■ Source document
....

In early 2010, I made the decision to return to school and pursue a degree in Electrical Engineering and Computer Science.  I had made numerous attempts to kickstart my pursuit of a formal higher education in prior years, but my personal ambition to become a working-class musician and the trials and tribulations of life kept school out of reach.  In my first push to make school a priority, I enrolled in 21 units at my community college while working nearly full time.  This resulted in a successful bout with school (along with some damaged sleeping patterns), but I was still unable to find a path that would lead me to a bachelor’s degree and beyond.

In the semesters that followed, I took online classes like Psychology and English to gradually increase my unit-count, but I began to question the returns on these personal investments because it seemed that the only thing they would useful for was earning some random degree.  It was around this time when I realized that I should be studying Mathematics and the sciences, which in conventional academic settings are much more demanding and rigorous than other subjects.  Also, if I was to go to all the trouble of earning a degree, I reckoned that I should focus my studies in areas that will benefit me on a personal level. To put it another way, my schooling must reinforce and strengthen who I am while refining how I invest my time.  It is very natural to decide to go to school for a piece of paper, and many people do this every day, but I was finding with each completed class that I am incapable of taking this approach.  My impetus had too much of the “this is what you should be doing because everybody says so” going on which, unsurprisingly, had a lot to do with why I couldn’t recognize much worth through my efforts.

After considering all of these things I realized that, if I was to do this correctly, I would have to pick an appropriate major and, in turn, my education could not be something that I try to fit in conveniently on the side.  The only way that I would really be able to earn a degree that would also suit who I am is if I put everything else on hold and committed to my studies full time, going the full distance in the process.  This was a difficult decision to make because I had very much missed out on the natural transition that many people make into college right after high school.

....

■ Data shown
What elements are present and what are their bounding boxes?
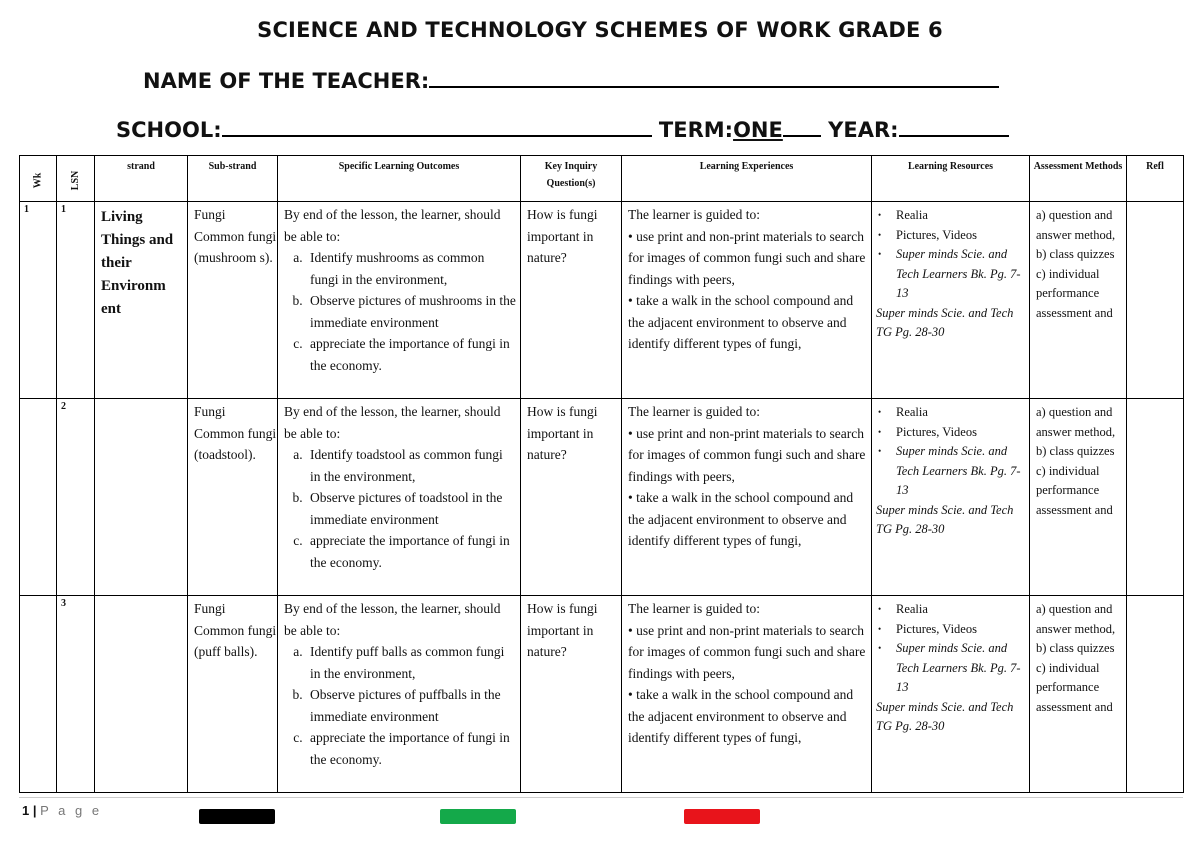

....

■ What to do
1 – In the passage about returning to school, replace "community college" with "state university" and give the text from "In early 2010, I" to "degree and beyond.".
2 – In the passage about returning to school, how many units did the writer enroll in during the first push to make school a priority?

■ Solutions to each task
1 –
In early 2010, I made the decision to return to school and pursue a degree in Electrical Engineering and Computer Science.  I had made numerous attempts to kickstart my pursuit of a formal higher education in prior years, but my personal ambition to become a working-class musician and the trials and tribulations of life kept school out of reach.  In my first push to make school a priority, I enrolled in 21 units at my state university while working nearly full time.  This resulted in a successful bout with school (along with some damaged sleeping patterns), but I was still unable to find a path that would lead me to a bachelor’s degree and beyond.

2 – 21 units.